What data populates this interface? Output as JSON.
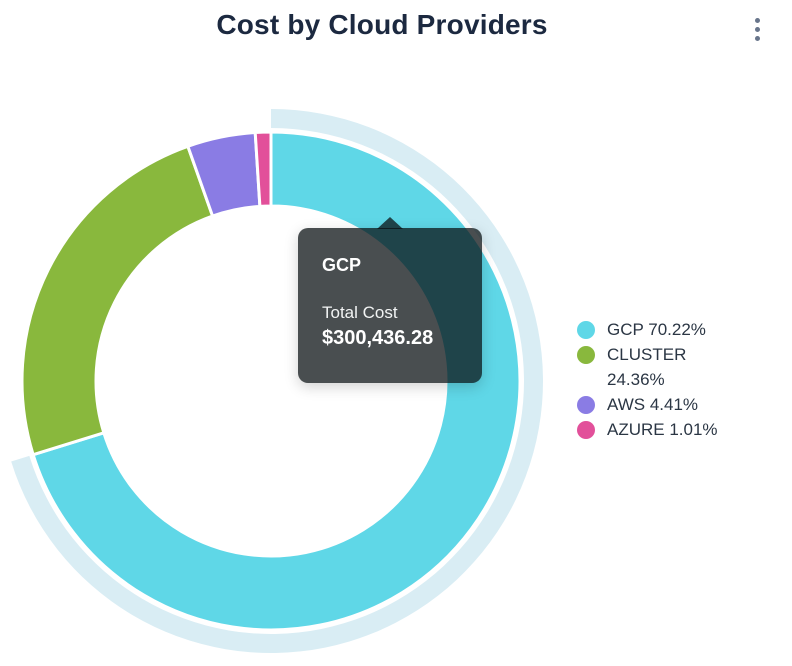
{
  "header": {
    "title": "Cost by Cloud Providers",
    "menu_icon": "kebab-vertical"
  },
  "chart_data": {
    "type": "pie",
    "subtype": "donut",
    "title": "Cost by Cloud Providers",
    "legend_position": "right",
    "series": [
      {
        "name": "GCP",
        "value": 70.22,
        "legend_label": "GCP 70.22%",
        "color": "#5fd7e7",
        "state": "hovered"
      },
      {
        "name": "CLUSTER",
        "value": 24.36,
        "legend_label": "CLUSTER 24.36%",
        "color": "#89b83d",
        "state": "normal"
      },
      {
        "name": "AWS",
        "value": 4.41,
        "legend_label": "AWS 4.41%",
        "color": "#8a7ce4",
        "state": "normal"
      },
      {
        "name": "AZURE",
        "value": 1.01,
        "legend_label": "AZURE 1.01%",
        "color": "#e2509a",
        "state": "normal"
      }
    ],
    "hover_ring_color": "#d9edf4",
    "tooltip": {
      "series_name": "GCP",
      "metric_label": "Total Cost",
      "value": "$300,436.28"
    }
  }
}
+++
■ **PROBLEM DETAILS**
Make an exact reproduction of the listing above, without any pictures.

■ **OUTPUT FOR THIS TASK**
What data populates this interface? Output as JSON.
{
  "header": {
    "title": "Cost by Cloud Providers",
    "menu_icon": "kebab-vertical"
  },
  "chart_data": {
    "type": "pie",
    "subtype": "donut",
    "title": "Cost by Cloud Providers",
    "legend_position": "right",
    "series": [
      {
        "name": "GCP",
        "value": 70.22,
        "legend_label": "GCP 70.22%",
        "color": "#5fd7e7",
        "state": "hovered"
      },
      {
        "name": "CLUSTER",
        "value": 24.36,
        "legend_label": "CLUSTER 24.36%",
        "color": "#89b83d",
        "state": "normal"
      },
      {
        "name": "AWS",
        "value": 4.41,
        "legend_label": "AWS 4.41%",
        "color": "#8a7ce4",
        "state": "normal"
      },
      {
        "name": "AZURE",
        "value": 1.01,
        "legend_label": "AZURE 1.01%",
        "color": "#e2509a",
        "state": "normal"
      }
    ],
    "hover_ring_color": "#d9edf4",
    "tooltip": {
      "series_name": "GCP",
      "metric_label": "Total Cost",
      "value": "$300,436.28"
    }
  }
}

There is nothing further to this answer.